======== RECORDS FOR THIS EXERCISE
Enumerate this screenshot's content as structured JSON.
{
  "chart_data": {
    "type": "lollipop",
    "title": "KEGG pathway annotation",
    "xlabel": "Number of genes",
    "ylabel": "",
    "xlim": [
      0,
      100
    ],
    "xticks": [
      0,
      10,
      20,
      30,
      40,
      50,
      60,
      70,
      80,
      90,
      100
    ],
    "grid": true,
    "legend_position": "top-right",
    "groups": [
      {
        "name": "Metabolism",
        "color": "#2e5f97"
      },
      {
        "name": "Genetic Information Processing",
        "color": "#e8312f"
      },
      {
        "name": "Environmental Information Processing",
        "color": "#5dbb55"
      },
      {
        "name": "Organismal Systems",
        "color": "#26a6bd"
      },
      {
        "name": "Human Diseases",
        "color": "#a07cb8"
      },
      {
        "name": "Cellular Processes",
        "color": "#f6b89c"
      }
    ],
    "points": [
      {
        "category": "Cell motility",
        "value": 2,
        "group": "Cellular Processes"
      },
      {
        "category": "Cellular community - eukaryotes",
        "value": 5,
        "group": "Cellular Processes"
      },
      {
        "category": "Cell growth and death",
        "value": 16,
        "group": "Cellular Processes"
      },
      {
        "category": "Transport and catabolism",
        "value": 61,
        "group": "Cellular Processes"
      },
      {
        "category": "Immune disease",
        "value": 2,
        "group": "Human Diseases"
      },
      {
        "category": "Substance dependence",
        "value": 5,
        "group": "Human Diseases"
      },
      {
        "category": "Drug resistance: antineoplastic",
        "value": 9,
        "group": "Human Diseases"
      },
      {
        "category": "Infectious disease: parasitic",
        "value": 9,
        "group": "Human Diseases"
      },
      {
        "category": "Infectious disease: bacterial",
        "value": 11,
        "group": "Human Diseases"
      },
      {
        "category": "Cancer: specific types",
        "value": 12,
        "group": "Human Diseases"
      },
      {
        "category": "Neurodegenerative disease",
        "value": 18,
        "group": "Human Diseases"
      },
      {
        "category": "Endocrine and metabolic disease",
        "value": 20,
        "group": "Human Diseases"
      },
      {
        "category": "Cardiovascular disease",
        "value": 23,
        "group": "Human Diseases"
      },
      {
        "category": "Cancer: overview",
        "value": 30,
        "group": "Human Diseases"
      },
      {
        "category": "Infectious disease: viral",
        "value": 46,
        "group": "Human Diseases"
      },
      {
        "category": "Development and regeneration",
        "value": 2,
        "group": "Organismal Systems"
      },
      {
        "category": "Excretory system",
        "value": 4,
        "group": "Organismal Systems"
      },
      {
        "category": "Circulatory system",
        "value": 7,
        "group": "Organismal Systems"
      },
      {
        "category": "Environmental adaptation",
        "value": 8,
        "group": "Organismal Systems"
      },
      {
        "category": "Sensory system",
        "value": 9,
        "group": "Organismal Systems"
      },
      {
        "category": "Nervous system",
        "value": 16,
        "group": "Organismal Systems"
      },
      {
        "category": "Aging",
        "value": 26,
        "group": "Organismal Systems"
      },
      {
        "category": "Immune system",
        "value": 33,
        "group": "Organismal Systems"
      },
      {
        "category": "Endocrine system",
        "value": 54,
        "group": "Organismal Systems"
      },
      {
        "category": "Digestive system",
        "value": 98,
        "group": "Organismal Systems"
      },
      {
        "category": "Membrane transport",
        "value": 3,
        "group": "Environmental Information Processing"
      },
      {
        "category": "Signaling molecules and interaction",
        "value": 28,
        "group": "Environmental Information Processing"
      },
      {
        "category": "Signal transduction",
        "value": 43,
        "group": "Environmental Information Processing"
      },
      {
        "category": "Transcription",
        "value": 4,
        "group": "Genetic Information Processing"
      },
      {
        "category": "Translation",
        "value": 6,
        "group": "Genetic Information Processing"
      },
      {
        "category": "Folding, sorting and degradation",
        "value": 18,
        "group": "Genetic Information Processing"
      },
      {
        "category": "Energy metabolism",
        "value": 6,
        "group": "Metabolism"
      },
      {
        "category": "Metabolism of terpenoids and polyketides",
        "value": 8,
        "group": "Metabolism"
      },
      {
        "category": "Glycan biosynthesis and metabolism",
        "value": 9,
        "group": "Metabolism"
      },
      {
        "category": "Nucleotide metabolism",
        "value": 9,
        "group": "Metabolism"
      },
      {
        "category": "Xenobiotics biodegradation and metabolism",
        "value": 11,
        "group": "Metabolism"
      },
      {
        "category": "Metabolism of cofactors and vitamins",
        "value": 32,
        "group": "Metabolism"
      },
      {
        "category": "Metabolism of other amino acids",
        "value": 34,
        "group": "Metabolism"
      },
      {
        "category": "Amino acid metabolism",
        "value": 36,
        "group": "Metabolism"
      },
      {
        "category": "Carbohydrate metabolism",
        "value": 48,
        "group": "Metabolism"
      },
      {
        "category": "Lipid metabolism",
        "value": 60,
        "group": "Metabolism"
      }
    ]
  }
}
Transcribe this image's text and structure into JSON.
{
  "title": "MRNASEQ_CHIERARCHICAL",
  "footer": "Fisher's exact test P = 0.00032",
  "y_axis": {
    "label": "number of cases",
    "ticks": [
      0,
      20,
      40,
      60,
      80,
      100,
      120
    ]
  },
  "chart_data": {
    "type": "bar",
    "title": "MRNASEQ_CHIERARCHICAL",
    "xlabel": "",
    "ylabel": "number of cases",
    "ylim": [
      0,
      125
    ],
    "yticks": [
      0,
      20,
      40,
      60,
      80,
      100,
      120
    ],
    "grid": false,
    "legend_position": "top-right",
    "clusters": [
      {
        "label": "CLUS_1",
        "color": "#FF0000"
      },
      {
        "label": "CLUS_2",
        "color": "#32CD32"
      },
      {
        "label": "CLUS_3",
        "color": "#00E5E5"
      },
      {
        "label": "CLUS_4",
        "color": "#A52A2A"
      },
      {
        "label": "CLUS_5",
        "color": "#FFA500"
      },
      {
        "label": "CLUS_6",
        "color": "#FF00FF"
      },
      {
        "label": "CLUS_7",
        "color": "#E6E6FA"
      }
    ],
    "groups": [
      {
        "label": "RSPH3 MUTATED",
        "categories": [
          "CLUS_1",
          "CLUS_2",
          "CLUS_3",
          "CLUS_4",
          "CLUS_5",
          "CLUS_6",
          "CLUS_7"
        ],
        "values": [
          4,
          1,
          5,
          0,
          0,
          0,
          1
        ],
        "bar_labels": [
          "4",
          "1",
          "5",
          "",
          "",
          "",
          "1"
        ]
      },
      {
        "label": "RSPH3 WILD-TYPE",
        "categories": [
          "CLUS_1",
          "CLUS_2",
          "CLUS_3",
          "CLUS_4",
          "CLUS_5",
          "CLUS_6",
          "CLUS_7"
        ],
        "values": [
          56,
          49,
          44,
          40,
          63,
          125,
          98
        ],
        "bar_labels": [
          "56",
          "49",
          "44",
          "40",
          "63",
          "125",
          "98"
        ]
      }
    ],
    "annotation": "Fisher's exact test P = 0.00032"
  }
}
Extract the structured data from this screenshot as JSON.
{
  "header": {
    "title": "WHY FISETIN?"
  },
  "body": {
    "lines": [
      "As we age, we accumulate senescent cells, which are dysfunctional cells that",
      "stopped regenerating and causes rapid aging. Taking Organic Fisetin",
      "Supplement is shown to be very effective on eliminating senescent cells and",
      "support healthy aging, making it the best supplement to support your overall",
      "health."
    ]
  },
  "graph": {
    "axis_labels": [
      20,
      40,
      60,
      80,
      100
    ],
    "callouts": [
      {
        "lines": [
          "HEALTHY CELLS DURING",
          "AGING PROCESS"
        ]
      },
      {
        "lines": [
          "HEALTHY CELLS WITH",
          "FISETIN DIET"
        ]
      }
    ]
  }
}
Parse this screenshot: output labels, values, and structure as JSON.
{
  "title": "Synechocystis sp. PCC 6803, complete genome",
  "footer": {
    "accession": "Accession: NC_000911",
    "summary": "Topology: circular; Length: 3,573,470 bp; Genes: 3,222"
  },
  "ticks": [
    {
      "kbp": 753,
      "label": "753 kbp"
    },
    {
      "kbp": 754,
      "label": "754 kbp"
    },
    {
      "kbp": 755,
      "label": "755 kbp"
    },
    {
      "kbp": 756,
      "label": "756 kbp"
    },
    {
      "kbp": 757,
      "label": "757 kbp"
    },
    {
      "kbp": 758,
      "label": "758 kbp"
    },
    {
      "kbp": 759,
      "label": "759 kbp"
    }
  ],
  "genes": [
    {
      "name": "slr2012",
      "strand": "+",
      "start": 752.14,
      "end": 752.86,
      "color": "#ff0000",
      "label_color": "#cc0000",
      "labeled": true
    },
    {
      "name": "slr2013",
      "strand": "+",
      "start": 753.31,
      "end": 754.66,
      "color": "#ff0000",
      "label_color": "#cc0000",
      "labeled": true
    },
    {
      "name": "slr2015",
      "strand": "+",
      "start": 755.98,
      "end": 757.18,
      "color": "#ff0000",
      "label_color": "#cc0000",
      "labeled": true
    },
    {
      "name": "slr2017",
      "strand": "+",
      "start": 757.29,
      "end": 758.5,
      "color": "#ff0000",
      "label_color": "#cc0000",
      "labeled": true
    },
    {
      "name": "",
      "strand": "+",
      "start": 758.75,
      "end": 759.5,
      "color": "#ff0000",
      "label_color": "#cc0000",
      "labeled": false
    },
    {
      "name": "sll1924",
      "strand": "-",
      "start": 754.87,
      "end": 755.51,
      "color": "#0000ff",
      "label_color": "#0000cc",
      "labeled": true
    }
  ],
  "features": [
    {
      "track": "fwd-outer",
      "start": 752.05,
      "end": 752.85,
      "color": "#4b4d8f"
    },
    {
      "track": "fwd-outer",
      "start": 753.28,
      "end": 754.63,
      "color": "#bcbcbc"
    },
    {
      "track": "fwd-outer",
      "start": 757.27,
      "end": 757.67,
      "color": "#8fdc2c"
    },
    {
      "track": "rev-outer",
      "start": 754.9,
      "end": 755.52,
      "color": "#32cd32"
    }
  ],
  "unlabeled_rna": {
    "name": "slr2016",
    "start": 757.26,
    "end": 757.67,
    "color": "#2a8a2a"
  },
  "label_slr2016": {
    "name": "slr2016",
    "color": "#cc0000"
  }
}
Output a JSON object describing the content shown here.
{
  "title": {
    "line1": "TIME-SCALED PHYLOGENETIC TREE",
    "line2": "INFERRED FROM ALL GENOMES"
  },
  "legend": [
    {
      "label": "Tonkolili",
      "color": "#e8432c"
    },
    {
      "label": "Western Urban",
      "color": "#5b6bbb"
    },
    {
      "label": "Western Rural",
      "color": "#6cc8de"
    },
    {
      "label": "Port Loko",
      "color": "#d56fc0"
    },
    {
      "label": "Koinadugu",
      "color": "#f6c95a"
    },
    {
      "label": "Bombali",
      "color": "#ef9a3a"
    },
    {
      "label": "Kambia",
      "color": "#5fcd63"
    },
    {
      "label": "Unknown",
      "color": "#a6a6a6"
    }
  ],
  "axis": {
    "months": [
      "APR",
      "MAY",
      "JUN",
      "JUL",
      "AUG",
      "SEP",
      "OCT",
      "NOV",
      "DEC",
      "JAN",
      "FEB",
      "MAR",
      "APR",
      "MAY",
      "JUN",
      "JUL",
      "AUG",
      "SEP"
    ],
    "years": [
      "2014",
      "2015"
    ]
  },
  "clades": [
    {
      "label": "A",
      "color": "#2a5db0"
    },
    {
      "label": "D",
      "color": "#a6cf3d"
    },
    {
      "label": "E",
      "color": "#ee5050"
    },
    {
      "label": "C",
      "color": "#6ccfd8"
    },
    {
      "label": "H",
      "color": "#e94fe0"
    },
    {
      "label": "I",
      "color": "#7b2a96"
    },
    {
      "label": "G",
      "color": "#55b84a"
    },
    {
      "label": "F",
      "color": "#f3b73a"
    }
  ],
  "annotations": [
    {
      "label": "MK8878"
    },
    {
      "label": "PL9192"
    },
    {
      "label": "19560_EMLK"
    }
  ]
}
================
Output each line of the listing above that has "Cancer".

- **EXERCISE SOLUTION**
        "category": "Cancer: specific types",
        "category": "Cancer: overview",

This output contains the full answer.